» TEXT TO READ

○ ○ ○

With the publication of the recent study by ARIS, the American Religious Identification Survey, which shows an increase in the number of folks who claim to have "no religion" and a corresponding decline in the overall religiosity of Americans, the 'survey' wars have heated up.
The news headlines reporting the ARIS results shouted that America was losing its reeligious tilt. Then came stories suggesting that all polls really show are the biases of its authors. Others, wisely so I think, pointed out that no poll can capture the complexity of the religious orientation. Finally, in a column on Religious Dispatches, Konstantin Petrenko states his belief that all the ARIS survey shows is the new American apathy toward religion and things religious.
This is not the first tempest to be found in the religious tea pot. Earlier in the year, a group published a study that charged the people at Baylor University, a school associated with Southern Baptists, with manipulating data. The Baylor poll showed an increase in the religious orientation of America. Of course, there then followed days of rebuttals by the Baylor folks and then rebuttals of the rebuttals.

○ ○ ○

» MATERIAL SUPPLIED
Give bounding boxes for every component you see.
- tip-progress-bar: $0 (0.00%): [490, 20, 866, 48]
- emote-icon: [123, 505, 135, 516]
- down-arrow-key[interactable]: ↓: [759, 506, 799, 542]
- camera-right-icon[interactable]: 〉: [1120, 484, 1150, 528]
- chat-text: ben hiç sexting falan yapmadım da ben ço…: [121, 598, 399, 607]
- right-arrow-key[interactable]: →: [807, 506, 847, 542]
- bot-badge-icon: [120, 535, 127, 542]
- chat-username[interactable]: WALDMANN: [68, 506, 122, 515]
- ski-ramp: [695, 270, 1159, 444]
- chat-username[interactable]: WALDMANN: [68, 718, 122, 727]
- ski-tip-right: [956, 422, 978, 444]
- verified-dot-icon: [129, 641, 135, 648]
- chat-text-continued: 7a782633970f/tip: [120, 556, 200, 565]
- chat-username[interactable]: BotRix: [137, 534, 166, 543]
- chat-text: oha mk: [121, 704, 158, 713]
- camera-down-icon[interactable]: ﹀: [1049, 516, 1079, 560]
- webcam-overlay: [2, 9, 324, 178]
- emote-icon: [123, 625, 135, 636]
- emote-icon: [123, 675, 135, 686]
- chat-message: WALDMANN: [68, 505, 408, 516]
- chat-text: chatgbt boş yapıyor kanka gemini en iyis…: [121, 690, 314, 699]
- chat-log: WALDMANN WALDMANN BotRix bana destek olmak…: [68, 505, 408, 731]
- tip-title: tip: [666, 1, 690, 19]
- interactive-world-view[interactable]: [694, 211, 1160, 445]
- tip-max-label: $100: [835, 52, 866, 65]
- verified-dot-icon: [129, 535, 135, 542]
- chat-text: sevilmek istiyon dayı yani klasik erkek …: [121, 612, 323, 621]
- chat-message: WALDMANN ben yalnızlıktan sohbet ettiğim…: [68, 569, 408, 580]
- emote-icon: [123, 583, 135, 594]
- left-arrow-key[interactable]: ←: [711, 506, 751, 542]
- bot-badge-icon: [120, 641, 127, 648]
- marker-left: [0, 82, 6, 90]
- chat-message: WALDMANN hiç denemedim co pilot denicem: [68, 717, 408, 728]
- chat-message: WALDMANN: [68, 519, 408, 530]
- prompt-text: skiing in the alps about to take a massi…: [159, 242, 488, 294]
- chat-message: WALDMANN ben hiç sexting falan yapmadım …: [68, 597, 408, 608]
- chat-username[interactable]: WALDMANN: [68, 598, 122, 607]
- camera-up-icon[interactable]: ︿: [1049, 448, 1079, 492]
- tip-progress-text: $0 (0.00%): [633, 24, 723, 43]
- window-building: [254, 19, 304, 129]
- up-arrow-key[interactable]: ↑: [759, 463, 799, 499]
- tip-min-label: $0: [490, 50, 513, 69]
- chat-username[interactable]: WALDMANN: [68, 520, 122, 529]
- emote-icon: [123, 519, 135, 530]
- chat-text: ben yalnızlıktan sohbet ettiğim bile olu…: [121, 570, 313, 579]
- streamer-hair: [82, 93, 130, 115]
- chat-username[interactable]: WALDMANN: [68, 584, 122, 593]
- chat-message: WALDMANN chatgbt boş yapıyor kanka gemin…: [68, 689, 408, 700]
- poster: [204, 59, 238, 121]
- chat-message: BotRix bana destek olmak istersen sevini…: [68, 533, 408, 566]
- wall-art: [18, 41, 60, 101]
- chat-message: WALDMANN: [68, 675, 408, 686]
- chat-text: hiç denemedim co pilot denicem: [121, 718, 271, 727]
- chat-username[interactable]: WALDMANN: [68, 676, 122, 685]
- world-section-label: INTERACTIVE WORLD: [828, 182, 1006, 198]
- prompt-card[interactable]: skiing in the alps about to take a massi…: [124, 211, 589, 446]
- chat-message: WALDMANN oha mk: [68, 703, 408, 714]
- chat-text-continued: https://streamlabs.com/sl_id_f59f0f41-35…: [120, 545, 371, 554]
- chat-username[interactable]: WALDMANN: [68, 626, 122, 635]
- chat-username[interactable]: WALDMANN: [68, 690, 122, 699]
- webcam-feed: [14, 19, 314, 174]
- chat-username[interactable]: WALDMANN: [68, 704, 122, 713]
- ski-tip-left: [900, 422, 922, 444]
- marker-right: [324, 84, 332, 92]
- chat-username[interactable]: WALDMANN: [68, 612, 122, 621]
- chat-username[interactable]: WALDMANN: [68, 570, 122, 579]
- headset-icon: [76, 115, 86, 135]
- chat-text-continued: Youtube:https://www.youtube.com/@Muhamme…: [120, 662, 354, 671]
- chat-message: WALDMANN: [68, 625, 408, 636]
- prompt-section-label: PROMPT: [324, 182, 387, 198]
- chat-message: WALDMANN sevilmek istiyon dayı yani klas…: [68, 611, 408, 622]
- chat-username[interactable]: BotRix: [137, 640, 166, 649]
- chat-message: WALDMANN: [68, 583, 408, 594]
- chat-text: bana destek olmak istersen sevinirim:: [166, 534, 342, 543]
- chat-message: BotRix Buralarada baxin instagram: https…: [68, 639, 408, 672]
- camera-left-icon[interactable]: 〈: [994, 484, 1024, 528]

○ ○ ○

» EXERCISE TASK A
From the text on religion surveys, list every person, survey, publication, school, and religious group it names.
» EXERCISE TASK B
Extend the piece on religion surveys past its final sentence with another paragraph.

» EXERCISE RESPONSE A
- American Religious Identification Survey (ARIS)
- Religious Dispatches
- Konstantin Petrenko
- Baylor University
- Southern Baptists

» EXERCISE RESPONSE B
My questions about all of this are simple: If a person is asked, "Do you consider yourself to be a religious person?" and answers either "NO" or "YES", does it really tell us anything? If it does, does it matter whether 12% or 15% or 25% of the population answers "NO"? Do you care if you live in a country in which only 76% of the people identify themselves as Christian? If you do care, does it then matter whether those people understand Christianity in the same way you do?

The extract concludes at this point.